(EXERCISE):
Output an exact reproduction of the data.

(DATA EXTRACT):
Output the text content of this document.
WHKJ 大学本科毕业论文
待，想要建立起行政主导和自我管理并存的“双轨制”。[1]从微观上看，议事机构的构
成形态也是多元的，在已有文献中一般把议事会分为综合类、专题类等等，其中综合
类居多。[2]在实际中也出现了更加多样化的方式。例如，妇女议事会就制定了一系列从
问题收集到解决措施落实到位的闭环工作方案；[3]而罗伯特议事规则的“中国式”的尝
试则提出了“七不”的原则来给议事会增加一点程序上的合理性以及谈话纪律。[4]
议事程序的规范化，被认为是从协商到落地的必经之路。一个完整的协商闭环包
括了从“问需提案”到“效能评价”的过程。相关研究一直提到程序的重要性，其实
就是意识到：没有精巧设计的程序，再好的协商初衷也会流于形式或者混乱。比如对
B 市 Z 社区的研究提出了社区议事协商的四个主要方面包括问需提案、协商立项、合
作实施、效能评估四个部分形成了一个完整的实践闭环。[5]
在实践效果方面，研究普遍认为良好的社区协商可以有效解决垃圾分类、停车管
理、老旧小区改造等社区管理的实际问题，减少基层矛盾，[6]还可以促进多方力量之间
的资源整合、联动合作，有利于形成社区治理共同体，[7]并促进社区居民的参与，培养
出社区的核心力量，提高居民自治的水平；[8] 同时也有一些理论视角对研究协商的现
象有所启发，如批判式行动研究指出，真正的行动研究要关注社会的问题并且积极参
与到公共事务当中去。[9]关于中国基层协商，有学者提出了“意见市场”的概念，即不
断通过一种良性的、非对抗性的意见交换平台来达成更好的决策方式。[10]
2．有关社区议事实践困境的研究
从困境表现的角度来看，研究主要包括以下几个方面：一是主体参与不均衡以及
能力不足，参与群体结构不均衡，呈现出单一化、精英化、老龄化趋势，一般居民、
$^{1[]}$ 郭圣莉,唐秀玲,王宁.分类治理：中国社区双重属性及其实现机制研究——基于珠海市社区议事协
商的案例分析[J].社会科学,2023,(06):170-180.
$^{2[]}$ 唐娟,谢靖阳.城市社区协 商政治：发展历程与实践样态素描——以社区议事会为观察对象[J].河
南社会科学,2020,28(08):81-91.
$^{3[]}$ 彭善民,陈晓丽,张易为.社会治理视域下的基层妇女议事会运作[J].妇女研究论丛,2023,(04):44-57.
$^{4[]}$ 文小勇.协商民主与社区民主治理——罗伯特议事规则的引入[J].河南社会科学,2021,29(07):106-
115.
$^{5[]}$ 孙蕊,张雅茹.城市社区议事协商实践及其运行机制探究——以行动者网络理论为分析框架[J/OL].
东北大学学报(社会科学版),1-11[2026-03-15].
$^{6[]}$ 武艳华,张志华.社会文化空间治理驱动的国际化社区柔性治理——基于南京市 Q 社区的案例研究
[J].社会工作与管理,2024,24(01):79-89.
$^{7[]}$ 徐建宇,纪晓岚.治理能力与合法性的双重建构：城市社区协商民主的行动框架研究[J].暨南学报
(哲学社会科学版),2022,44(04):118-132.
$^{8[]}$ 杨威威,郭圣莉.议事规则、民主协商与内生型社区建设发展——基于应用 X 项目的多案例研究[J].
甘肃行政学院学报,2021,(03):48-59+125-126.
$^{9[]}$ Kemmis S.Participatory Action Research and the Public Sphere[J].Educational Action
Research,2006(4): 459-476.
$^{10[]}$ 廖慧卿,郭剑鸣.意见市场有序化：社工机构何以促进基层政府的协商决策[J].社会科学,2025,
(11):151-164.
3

(EXERCISE ANSWER):
Output the text content of this document.
WHKJ 大学本科毕业论文
待，想要建立起行政主导和自我管理并存的“双轨制”。[1]从微观上看，议事机构的构
成形态也是多元的，在已有文献中一般把议事会分为综合类、专题类等等，其中综合
类居多。[2]在实际中也出现了更加多样化的方式。例如，妇女议事会就制定了一系列从
问题收集到解决措施落实到位的闭环工作方案；[3]而罗伯特议事规则的“中国式”的尝
试则提出了“七不”的原则来给议事会增加一点程序上的合理性以及谈话纪律。[4]
议事程序的规范化，被认为是从协商到落地的必经之路。一个完整的协商闭环包
括了从“问需提案”到“效能评价”的过程。相关研究一直提到程序的重要性，其实
就是意识到：没有精巧设计的程序，再好的协商初衷也会流于形式或者混乱。比如对
B 市 Z 社区的研究提出了社区议事协商的四个主要方面包括问需提案、协商立项、合
作实施、效能评估四个部分形成了一个完整的实践闭环。[5]
在实践效果方面，研究普遍认为良好的社区协商可以有效解决垃圾分类、停车管
理、老旧小区改造等社区管理的实际问题，减少基层矛盾，[6]还可以促进多方力量之间
的资源整合、联动合作，有利于形成社区治理共同体，[7]并促进社区居民的参与，培养
出社区的核心力量，提高居民自治的水平；[8] 同时也有一些理论视角对研究协商的现
象有所启发，如批判式行动研究指出，真正的行动研究要关注社会的问题并且积极参
与到公共事务当中去。[9]关于中国基层协商，有学者提出了“意见市场”的概念，即不
断通过一种良性的、非对抗性的意见交换平台来达成更好的决策方式。[10]
2．有关社区议事实践困境的研究
从困境表现的角度来看，研究主要包括以下几个方面：一是主体参与不均衡以及
能力不足，参与群体结构不均衡，呈现出单一化、精英化、老龄化趋势，一般居民、
$^{1[]}$ 郭圣莉,唐秀玲,王宁.分类治理：中国社区双重属性及其实现机制研究——基于珠海市社区议事协
商的案例分析[J].社会科学,2023,(06):170-180.
$^{2[]}$ 唐娟,谢靖阳.城市社区协 商政治：发展历程与实践样态素描——以社区议事会为观察对象[J].河
南社会科学,2020,28(08):81-91.
$^{3[]}$ 彭善民,陈晓丽,张易为.社会治理视域下的基层妇女议事会运作[J].妇女研究论丛,2023,(04):44-57.
$^{4[]}$ 文小勇.协商民主与社区民主治理——罗伯特议事规则的引入[J].河南社会科学,2021,29(07):106-
115.
$^{5[]}$ 孙蕊,张雅茹.城市社区议事协商实践及其运行机制探究——以行动者网络理论为分析框架[J/OL].
东北大学学报(社会科学版),1-11[2026-03-15].
$^{6[]}$ 武艳华,张志华.社会文化空间治理驱动的国际化社区柔性治理——基于南京市 Q 社区的案例研究
[J].社会工作与管理,2024,24(01):79-89.
$^{7[]}$ 徐建宇,纪晓岚.治理能力与合法性的双重建构：城市社区协商民主的行动框架研究[J].暨南学报
(哲学社会科学版),2022,44(04):118-132.
$^{8[]}$ 杨威威,郭圣莉.议事规则、民主协商与内生型社区建设发展——基于应用 X 项目的多案例研究[J].
甘肃行政学院学报,2021,(03):48-59+125-126.
$^{9[]}$ Kemmis S.Participatory Action Research and the Public Sphere[J].Educational Action
Research,2006(4): 459-476.
$^{10[]}$ 廖慧卿,郭剑鸣.意见市场有序化：社工机构何以促进基层政府的协商决策[J].社会科学,2025,
(11):151-164.
3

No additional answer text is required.